How many lines in the entries below include the string "silhouette"? Answer with the number only.

Stored data entries
--------------------------------
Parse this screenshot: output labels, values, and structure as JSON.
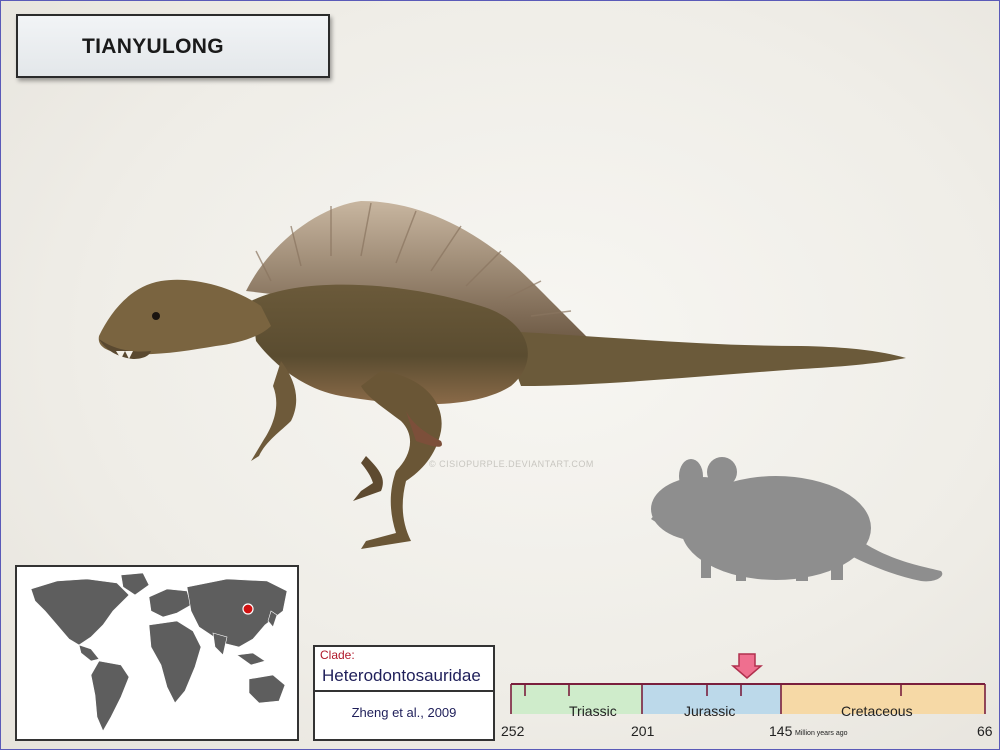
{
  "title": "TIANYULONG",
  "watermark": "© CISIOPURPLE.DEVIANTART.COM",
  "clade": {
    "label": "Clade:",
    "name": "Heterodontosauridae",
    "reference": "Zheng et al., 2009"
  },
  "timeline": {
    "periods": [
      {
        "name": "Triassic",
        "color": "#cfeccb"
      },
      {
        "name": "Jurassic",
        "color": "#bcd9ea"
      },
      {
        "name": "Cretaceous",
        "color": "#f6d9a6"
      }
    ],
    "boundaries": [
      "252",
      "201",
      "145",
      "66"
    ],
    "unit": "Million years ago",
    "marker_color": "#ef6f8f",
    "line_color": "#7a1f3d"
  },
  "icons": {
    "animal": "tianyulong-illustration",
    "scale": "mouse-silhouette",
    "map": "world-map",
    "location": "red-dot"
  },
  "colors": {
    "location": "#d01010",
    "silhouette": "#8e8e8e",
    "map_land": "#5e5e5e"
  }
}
--------------------------------
* [Task output]: 2